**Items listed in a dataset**
● ● ● ● ●

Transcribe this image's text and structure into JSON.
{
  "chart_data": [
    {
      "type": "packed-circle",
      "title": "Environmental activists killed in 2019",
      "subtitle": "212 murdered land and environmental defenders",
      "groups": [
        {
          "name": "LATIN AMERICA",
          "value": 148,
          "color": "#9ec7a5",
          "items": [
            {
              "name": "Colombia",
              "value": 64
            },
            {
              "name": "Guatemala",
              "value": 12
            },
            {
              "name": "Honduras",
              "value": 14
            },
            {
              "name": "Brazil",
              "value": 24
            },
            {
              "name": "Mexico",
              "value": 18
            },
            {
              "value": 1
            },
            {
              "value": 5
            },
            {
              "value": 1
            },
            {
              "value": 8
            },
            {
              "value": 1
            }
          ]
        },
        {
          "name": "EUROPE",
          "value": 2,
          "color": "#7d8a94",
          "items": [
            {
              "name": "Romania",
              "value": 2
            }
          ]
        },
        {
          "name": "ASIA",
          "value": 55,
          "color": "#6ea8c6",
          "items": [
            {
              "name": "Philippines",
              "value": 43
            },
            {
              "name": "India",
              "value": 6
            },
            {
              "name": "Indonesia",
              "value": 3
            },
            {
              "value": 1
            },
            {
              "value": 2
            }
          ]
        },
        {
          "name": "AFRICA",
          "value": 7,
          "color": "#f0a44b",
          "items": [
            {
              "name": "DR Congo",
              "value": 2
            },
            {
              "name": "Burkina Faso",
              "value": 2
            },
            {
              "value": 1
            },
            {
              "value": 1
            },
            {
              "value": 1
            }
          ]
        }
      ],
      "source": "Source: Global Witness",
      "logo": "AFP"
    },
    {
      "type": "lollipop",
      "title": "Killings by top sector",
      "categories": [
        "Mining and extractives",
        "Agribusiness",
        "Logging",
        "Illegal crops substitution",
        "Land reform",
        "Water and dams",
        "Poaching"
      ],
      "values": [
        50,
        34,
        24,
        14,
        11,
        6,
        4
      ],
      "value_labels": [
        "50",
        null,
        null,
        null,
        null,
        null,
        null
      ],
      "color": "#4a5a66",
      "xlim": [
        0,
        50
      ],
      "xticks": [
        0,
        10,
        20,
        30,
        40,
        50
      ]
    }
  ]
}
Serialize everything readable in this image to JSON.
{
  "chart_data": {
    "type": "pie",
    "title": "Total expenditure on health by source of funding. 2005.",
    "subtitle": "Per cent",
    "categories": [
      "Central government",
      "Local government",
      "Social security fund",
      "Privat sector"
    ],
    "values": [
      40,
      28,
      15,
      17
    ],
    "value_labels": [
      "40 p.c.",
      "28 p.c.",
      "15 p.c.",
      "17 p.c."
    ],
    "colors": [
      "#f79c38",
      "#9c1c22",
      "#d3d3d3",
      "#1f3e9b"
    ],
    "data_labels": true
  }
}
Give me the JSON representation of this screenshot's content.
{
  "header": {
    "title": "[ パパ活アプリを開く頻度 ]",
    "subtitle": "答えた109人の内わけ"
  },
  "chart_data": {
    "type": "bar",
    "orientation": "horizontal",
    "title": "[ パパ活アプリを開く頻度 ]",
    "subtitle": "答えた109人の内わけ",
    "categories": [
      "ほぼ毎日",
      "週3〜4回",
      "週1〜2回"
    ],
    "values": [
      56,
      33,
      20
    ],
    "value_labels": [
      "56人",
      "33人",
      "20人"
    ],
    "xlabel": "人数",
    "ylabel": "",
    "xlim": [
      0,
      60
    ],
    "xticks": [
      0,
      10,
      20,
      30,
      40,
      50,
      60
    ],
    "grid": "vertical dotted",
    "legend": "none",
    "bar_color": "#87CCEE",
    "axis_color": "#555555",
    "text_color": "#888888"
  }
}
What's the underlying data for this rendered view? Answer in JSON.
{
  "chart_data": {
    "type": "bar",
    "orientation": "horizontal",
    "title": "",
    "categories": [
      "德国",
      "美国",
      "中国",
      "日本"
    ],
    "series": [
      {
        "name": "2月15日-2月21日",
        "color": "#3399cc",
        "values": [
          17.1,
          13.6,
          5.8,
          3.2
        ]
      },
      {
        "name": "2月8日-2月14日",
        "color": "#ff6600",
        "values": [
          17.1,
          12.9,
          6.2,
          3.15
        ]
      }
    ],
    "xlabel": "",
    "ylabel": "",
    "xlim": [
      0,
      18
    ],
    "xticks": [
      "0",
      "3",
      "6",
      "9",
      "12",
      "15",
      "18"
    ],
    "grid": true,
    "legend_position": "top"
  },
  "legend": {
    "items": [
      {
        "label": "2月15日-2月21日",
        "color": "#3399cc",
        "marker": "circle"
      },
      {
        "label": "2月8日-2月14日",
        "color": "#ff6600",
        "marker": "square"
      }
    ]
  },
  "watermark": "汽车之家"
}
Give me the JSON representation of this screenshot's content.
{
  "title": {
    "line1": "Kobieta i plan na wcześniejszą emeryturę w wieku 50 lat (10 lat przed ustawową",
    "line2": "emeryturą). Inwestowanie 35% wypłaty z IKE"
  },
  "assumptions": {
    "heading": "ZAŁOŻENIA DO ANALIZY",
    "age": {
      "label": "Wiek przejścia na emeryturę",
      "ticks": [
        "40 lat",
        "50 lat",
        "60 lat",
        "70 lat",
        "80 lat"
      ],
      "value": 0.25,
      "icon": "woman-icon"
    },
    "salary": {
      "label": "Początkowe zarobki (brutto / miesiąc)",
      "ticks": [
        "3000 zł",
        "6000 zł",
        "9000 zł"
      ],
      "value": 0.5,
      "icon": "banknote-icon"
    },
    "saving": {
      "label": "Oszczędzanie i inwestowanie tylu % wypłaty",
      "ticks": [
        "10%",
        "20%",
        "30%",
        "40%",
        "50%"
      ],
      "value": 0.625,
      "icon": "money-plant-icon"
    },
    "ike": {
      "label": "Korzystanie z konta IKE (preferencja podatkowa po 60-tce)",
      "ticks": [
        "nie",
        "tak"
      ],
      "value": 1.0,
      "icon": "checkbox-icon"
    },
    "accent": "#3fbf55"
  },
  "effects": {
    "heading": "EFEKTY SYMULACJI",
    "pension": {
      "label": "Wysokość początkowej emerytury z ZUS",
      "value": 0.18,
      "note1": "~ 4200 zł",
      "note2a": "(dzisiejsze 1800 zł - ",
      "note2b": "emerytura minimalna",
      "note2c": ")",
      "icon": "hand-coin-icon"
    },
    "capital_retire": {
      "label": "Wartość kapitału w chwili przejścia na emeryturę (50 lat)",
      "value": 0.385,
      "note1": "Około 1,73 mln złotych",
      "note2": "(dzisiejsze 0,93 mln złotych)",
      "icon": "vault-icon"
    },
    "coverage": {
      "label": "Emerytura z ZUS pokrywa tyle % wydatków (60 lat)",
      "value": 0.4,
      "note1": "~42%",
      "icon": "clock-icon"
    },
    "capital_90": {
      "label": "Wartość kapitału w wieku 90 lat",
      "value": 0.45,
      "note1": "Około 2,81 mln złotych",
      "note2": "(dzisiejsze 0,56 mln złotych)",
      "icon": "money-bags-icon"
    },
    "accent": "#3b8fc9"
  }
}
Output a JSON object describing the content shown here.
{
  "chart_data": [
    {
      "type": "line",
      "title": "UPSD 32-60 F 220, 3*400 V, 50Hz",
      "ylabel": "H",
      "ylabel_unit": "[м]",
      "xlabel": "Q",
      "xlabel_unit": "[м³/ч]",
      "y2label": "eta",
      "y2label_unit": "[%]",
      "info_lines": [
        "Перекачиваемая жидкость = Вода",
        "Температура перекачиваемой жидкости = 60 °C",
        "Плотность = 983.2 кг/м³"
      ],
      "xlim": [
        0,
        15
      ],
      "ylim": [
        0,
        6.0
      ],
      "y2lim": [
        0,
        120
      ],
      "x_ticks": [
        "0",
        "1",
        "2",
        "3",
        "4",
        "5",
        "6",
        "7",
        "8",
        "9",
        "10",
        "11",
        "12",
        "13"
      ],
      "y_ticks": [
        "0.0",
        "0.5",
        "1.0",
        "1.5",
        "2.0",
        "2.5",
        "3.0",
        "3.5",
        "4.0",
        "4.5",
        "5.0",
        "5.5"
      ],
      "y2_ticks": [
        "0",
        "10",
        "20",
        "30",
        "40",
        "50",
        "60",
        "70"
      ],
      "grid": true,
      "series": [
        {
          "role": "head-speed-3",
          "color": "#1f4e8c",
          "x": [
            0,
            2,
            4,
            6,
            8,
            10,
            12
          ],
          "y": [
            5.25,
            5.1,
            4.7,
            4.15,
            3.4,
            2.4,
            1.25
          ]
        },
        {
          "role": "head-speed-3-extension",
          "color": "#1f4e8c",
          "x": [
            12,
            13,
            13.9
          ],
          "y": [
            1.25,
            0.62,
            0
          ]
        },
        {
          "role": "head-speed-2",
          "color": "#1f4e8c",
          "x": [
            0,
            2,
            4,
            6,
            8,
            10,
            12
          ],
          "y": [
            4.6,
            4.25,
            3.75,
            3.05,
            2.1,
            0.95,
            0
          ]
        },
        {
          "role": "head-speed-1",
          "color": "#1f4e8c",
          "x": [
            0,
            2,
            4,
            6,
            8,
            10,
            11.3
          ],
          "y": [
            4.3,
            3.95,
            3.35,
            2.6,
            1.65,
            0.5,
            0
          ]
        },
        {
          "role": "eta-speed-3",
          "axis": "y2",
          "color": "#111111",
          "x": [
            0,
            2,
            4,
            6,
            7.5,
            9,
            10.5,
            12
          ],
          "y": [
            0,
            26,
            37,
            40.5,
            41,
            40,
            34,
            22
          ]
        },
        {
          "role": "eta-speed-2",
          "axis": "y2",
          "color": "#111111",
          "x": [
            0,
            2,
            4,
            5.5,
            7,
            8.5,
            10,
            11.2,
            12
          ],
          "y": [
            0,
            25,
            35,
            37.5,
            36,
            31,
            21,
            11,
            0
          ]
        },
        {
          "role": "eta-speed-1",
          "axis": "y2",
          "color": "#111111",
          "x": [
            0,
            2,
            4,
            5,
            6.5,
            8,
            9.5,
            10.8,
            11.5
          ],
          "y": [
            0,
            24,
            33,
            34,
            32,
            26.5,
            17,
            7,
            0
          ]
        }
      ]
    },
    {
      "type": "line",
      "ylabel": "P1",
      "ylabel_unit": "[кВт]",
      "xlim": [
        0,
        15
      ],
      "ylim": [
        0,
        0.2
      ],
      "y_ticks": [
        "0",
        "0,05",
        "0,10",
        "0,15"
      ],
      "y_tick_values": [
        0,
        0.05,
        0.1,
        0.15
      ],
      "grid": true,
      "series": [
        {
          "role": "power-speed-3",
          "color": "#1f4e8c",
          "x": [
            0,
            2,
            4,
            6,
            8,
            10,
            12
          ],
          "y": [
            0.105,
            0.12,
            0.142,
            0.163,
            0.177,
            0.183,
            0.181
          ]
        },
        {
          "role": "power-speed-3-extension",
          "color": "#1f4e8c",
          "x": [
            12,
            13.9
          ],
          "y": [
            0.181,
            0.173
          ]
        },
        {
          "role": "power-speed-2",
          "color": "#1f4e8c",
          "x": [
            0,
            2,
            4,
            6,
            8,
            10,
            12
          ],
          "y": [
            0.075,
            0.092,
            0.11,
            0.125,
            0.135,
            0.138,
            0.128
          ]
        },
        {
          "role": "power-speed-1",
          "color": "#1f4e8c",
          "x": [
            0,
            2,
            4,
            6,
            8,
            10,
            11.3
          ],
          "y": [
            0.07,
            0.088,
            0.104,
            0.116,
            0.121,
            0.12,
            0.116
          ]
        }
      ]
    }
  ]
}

● ● ● ● ●

From the entries, copy out each line containing the word "Wartość".

      "label": "Wartość kapitału w chwili przejścia na emeryturę (50 lat)",
      "label": "Wartość kapitału w wieku 90 lat",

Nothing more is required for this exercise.